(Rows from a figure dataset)
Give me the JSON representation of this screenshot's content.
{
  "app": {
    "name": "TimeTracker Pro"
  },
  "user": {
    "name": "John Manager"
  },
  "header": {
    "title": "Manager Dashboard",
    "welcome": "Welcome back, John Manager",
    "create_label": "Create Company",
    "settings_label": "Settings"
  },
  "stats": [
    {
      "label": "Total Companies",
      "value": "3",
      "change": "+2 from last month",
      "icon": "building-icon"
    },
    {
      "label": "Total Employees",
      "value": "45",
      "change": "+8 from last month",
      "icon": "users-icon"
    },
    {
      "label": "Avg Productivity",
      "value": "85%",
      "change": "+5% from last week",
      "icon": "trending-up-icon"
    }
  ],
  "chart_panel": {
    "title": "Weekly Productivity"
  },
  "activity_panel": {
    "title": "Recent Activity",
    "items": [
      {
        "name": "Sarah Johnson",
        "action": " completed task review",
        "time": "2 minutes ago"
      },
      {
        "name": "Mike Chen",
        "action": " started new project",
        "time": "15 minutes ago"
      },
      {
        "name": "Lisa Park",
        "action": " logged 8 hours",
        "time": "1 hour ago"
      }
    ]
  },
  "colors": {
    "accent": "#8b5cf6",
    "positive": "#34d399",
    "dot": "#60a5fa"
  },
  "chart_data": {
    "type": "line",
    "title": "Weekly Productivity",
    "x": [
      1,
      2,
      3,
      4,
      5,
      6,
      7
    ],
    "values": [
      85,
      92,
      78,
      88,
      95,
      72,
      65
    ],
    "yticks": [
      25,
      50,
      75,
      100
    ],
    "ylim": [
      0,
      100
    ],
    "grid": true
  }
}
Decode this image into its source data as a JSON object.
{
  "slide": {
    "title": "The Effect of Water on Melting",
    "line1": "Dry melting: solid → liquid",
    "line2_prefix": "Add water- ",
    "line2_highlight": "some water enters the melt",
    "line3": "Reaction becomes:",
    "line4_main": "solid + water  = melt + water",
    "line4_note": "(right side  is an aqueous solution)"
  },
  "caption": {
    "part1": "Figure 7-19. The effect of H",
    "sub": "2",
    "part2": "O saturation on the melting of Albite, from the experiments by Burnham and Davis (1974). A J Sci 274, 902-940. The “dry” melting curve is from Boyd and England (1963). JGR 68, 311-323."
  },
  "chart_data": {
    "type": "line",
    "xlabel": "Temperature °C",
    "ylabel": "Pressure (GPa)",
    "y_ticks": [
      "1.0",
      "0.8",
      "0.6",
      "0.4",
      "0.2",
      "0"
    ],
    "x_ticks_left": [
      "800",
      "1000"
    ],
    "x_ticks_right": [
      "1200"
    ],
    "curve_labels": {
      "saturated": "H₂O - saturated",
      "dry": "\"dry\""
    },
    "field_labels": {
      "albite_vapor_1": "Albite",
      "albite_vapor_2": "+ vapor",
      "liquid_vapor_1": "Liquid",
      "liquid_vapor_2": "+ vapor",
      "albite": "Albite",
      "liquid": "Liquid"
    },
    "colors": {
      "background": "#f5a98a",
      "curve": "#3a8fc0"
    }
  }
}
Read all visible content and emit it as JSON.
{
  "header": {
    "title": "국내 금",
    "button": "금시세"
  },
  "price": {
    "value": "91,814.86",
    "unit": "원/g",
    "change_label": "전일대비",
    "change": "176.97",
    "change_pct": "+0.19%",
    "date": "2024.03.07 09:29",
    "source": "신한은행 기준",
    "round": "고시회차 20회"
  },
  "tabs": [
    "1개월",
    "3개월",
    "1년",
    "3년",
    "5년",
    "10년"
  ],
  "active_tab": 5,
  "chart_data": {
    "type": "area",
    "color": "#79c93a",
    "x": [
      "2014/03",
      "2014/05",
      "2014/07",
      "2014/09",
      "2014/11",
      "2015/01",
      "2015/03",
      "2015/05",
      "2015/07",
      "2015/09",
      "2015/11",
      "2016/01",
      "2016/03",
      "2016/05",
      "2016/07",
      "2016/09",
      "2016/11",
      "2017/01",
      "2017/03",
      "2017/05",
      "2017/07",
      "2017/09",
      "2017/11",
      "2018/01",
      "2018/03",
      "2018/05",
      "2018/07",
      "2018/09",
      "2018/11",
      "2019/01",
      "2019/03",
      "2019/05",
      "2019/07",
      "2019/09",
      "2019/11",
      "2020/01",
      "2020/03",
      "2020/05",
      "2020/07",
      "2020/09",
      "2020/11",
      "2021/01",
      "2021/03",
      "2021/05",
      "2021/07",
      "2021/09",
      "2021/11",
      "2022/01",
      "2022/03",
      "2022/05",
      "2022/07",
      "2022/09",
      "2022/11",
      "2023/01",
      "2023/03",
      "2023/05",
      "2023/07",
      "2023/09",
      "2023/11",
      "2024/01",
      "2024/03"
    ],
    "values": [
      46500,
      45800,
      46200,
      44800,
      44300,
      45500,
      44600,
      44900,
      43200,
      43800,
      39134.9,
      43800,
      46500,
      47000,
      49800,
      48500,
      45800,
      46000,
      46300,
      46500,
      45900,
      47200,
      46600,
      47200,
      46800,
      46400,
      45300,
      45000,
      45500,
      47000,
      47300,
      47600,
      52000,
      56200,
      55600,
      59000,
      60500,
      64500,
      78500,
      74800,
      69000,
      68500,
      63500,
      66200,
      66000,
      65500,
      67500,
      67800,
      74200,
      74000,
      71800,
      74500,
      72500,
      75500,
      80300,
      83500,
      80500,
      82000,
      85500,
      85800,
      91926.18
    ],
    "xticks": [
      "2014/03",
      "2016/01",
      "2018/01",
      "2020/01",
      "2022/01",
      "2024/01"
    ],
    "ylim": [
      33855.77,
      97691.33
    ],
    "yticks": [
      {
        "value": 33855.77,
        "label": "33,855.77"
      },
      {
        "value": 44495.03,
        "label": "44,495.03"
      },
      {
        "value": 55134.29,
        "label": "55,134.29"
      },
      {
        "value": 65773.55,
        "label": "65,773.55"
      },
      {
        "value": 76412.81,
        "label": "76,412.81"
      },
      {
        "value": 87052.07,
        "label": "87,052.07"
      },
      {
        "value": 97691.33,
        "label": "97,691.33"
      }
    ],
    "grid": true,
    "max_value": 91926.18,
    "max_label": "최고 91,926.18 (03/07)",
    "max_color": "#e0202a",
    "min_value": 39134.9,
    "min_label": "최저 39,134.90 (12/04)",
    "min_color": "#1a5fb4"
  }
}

• **Direction**:
Above are records; say how many of their lines contain the word "Productivity", giving only the number.

• **Output for this exercise**:
3